◆ WHAT TO PRODUCE:
Where a line contains the string "item", copy that line.
_ _ _
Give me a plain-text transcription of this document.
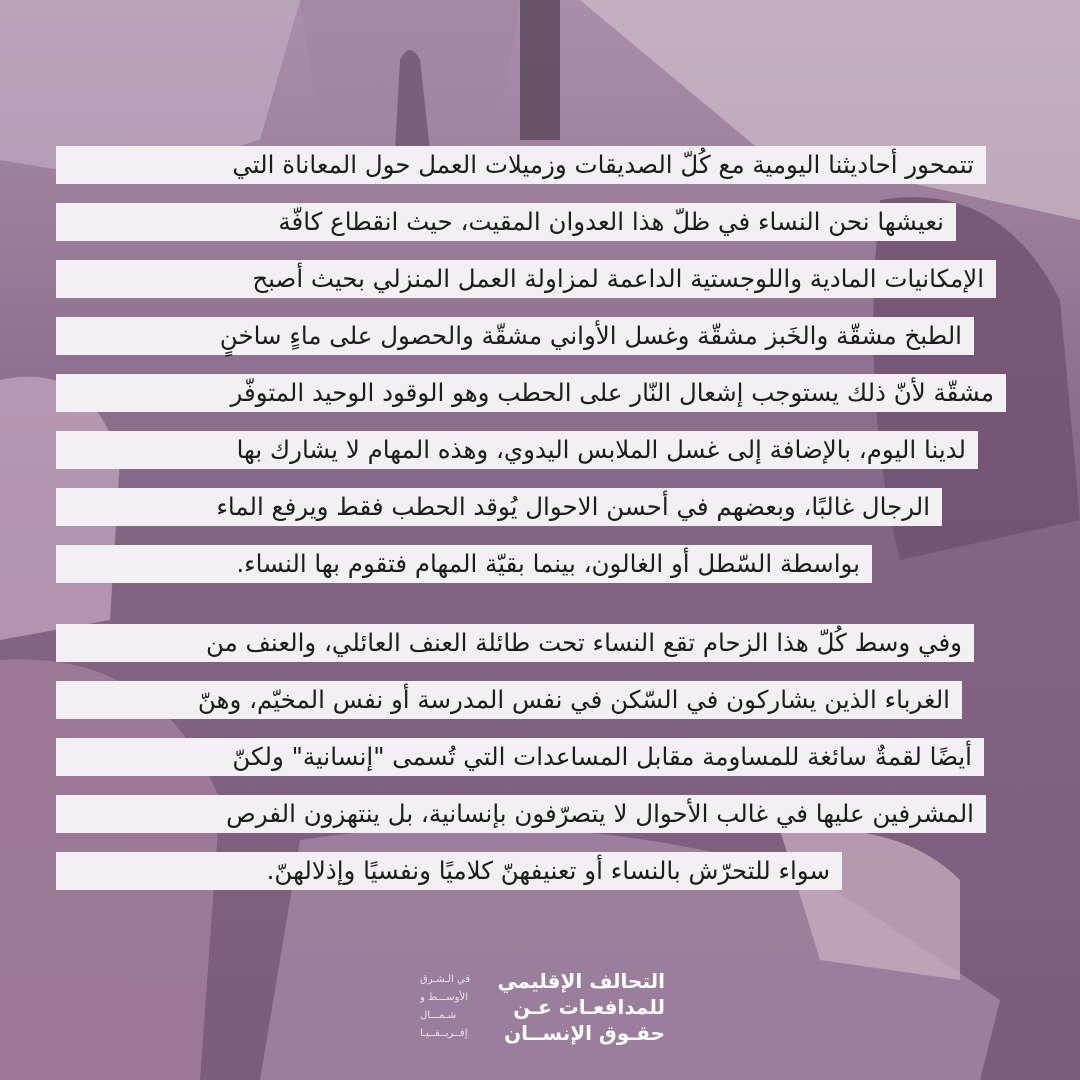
تتمحور أحاديثنا اليومية مع كُلّ الصديقات وزميلات العمل حول المعاناة التي
نعيشها نحن النساء في ظلّ هذا العدوان المقيت، حيث انقطاع كافّة
الإمكانيات المادية واللوجستية الداعمة لمزاولة العمل المنزلي بحيث أصبح
الطبخ مشقّة والخَبز مشقّة وغسل الأواني مشقّة والحصول على ماءٍ ساخنٍ
مشقّة لأنّ ذلك يستوجب إشعال النّار على الحطب وهو الوقود الوحيد المتوفّر
لدينا اليوم، بالإضافة إلى غسل الملابس اليدوي، وهذه المهام لا يشارك بها
الرجال غالبًا، وبعضهم في أحسن الاحوال يُوقد الحطب فقط ويرفع الماء
بواسطة السّطل أو الغالون، بينما بقيّة المهام فتقوم بها النساء.
وفي وسط كُلّ هذا الزحام تقع النساء تحت طائلة العنف العائلي، والعنف من
الغرباء الذين يشاركون في السّكن في نفس المدرسة أو نفس المخيّم، وهنّ
أيضًا لقمةٌ سائغة للمساومة مقابل المساعدات التي تُسمى "إنسانية" ولكنّ
المشرفين عليها في غالب الأحوال لا يتصرّفون بإنسانية، بل ينتهزون الفرص
سواء للتحرّش بالنساء أو تعنيفهنّ كلاميًا ونفسيًا وإذلالهنّ.
التحالف الإقليمي
للمدافعـات عـن
حقـوق الإنســان
في الـشـرق
الأوســـط و
شـمـــال
إفــريــقــيـا
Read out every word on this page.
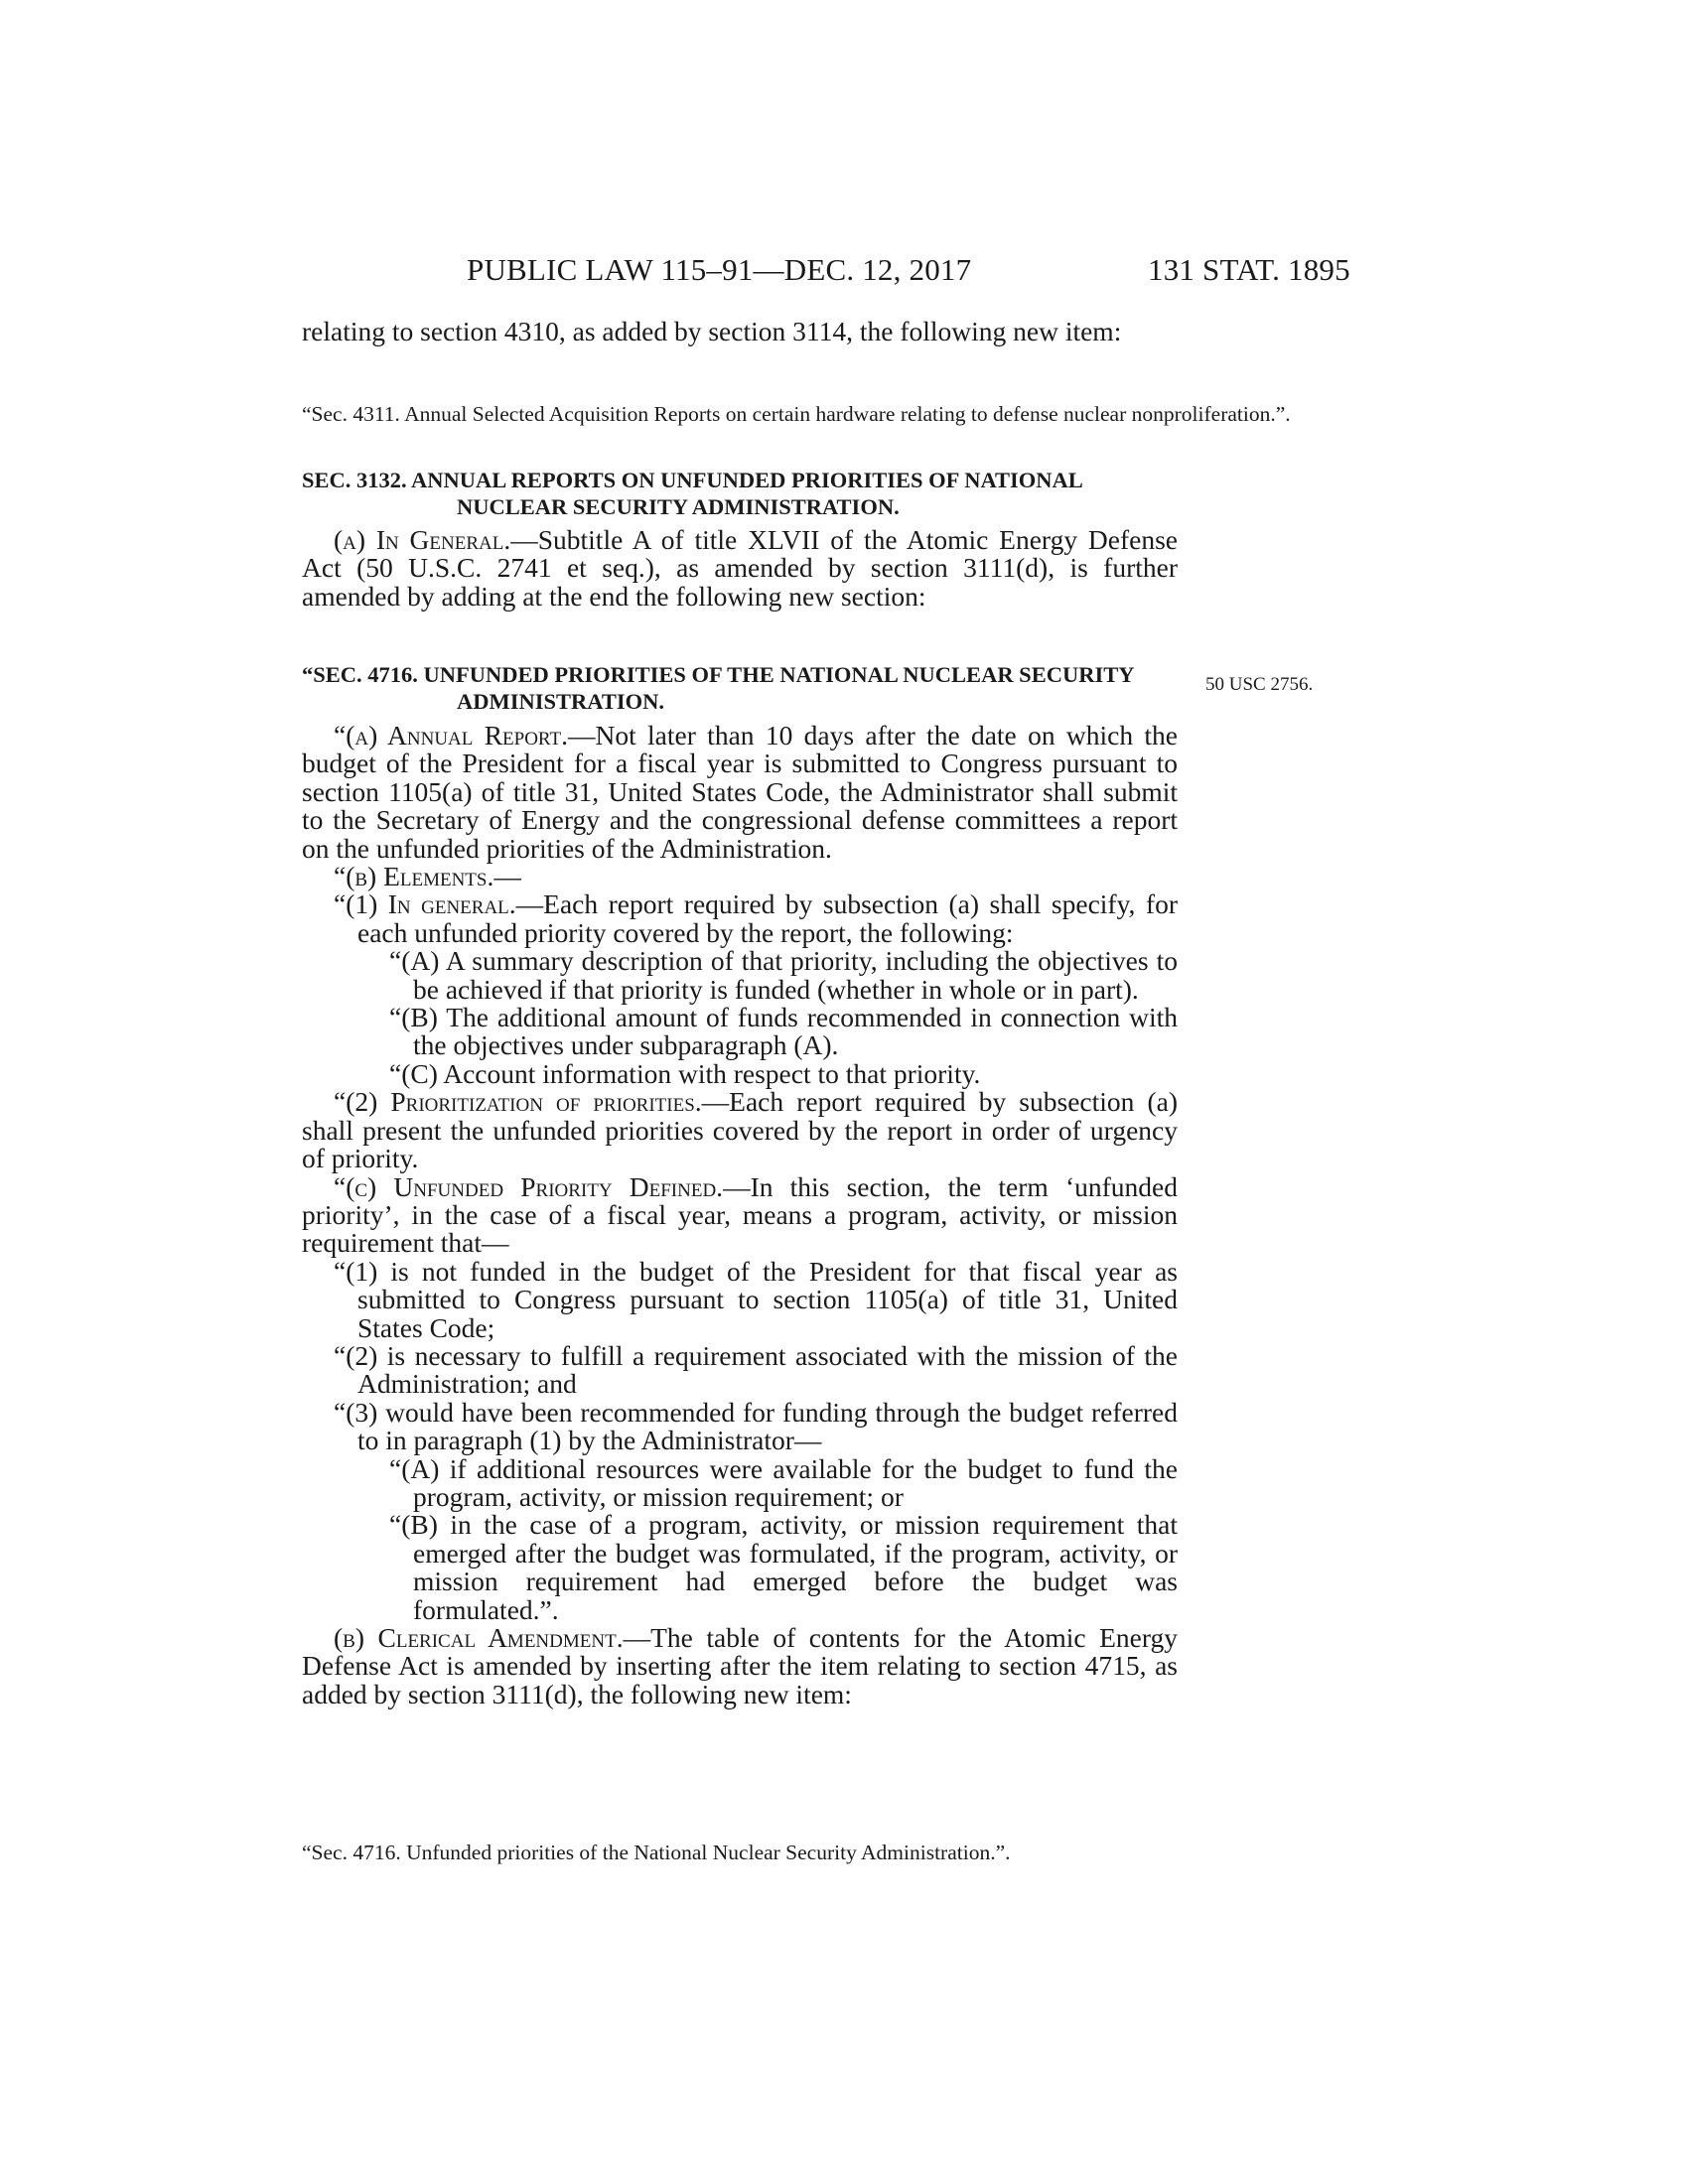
PUBLIC LAW 115–91—DEC. 12, 2017	131 STAT. 1895

relating to section 4310, as added by section 3114, the following new item:

“Sec. 4311. Annual Selected Acquisition Reports on certain hardware relating to defense nuclear nonproliferation.”.
SEC. 3132. ANNUAL REPORTS ON UNFUNDED PRIORITIES OF NATIONAL NUCLEAR SECURITY ADMINISTRATION.

(a) In General.—Subtitle A of title XLVII of the Atomic Energy Defense Act (50 U.S.C. 2741 et seq.), as amended by section 3111(d), is further amended by adding at the end the following new section:

“SEC. 4716. UNFUNDED PRIORITIES OF THE NATIONAL NUCLEAR SECURITY ADMINISTRATION.
50 USC 2756.

“(a) Annual Report.—Not later than 10 days after the date on which the budget of the President for a fiscal year is submitted to Congress pursuant to section 1105(a) of title 31, United States Code, the Administrator shall submit to the Secretary of Energy and the congressional defense committees a report on the unfunded priorities of the Administration.

“(b) Elements.—

“(1) In general.—Each report required by subsection (a) shall specify, for each unfunded priority covered by the report, the following:

“(A) A summary description of that priority, including the objectives to be achieved if that priority is funded (whether in whole or in part).

“(B) The additional amount of funds recommended in connection with the objectives under subparagraph (A).

“(C) Account information with respect to that priority.

“(2) Prioritization of priorities.—Each report required by subsection (a) shall present the unfunded priorities covered by the report in order of urgency of priority.

“(c) Unfunded Priority Defined.—In this section, the term ‘unfunded priority’, in the case of a fiscal year, means a program, activity, or mission requirement that—

“(1) is not funded in the budget of the President for that fiscal year as submitted to Congress pursuant to section 1105(a) of title 31, United States Code;

“(2) is necessary to fulfill a requirement associated with the mission of the Administration; and

“(3) would have been recommended for funding through the budget referred to in paragraph (1) by the Administrator—

“(A) if additional resources were available for the budget to fund the program, activity, or mission requirement; or

“(B) in the case of a program, activity, or mission requirement that emerged after the budget was formulated, if the program, activity, or mission requirement had emerged before the budget was formulated.”.

(b) Clerical Amendment.—The table of contents for the Atomic Energy Defense Act is amended by inserting after the item relating to section 4715, as added by section 3111(d), the following new item:

“Sec. 4716. Unfunded priorities of the National Nuclear Security Administration.”.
_ _ _
◆ TASK SOLUTION:
relating to section 4310, as added by section 3114, the following new item:
(b) Clerical Amendment.—The table of contents for the Atomic Energy Defense Act is amended by inserting after the item relating to section 4715, as added by section 3111(d), the following new item:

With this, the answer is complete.